SHORT EXERCISE
Collect each line holding the string "legal".

MATERIAL FOR THE TASK
_ _ _

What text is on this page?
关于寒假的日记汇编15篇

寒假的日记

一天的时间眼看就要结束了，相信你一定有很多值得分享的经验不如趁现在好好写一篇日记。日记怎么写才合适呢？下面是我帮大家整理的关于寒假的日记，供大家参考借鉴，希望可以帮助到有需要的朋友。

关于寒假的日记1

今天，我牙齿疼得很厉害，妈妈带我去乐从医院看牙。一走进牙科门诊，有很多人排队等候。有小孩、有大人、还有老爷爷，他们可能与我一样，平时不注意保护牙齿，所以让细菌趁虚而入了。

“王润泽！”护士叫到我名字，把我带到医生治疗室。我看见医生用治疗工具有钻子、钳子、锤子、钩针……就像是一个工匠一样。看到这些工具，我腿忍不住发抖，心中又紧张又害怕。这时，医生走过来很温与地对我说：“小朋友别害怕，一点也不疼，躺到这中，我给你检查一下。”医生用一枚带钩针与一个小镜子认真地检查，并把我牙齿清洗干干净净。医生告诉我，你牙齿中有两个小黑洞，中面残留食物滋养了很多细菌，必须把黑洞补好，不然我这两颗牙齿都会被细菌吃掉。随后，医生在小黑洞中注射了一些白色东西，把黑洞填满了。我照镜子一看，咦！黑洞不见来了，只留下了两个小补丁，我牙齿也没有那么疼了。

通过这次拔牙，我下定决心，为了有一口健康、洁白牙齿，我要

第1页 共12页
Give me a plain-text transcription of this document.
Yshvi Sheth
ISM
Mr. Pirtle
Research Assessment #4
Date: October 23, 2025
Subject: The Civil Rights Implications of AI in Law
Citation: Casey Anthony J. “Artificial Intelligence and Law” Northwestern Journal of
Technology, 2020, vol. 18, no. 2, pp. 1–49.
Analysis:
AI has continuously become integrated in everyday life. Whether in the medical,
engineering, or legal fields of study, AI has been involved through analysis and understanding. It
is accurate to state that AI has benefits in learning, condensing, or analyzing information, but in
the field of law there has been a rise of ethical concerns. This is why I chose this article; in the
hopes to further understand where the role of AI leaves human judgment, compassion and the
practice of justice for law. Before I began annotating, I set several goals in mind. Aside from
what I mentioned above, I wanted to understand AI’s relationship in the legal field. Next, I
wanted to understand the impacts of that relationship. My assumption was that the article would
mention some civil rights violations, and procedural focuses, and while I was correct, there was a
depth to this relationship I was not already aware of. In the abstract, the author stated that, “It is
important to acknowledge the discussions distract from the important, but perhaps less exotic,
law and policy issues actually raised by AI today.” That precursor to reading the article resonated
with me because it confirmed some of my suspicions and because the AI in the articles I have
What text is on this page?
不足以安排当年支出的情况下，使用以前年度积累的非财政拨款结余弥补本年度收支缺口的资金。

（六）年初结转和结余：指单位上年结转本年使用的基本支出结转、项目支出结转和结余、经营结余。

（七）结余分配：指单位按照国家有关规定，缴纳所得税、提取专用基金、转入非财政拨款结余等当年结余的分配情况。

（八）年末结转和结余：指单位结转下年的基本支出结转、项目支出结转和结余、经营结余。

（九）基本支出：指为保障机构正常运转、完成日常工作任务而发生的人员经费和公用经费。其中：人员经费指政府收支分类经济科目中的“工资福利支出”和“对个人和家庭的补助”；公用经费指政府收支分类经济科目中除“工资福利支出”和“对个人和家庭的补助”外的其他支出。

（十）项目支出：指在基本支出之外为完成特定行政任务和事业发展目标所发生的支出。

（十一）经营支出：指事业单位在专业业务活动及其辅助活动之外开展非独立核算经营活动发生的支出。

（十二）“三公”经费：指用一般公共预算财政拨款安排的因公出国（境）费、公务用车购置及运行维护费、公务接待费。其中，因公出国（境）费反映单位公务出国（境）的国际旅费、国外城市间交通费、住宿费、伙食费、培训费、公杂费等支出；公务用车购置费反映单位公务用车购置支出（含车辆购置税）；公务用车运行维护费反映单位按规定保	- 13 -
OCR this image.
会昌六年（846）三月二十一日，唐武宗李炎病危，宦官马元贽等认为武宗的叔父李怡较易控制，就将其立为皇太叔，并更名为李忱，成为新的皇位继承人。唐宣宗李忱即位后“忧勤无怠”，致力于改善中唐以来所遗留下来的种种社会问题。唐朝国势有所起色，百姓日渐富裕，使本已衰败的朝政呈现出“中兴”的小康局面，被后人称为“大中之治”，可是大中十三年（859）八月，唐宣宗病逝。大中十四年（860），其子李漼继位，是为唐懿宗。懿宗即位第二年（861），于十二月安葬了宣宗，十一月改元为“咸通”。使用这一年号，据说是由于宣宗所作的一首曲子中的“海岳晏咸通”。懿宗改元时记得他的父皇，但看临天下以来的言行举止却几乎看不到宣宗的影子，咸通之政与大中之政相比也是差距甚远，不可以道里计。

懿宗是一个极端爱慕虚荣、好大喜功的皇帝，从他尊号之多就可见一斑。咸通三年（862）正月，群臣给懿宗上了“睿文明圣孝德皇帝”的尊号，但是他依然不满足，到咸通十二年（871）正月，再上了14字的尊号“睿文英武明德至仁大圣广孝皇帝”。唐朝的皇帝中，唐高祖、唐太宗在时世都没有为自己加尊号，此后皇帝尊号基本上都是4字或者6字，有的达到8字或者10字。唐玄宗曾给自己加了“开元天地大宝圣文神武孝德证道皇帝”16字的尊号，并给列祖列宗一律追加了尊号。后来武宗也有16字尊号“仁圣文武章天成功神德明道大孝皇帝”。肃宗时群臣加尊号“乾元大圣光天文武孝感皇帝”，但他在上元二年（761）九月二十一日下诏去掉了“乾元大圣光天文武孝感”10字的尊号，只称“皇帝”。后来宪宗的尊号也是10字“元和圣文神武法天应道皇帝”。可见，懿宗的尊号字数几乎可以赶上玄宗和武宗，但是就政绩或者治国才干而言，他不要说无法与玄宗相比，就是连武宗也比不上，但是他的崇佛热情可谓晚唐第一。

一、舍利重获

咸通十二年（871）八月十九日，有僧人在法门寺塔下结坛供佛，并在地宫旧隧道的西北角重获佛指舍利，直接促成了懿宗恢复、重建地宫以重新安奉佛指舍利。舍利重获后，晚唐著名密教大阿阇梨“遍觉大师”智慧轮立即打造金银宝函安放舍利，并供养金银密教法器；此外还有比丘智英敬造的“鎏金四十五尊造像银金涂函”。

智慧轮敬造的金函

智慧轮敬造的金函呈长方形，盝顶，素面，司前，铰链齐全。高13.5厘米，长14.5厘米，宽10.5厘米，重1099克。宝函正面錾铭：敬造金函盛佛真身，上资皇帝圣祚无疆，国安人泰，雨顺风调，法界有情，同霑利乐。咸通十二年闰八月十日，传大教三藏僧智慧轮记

_ _ _

SOLUTION TO THE EXERCISE
engineering, or legal fields of study, AI has been involved through analysis and understanding. It
what I mentioned above, I wanted to understand AI’s relationship in the legal field. Next, I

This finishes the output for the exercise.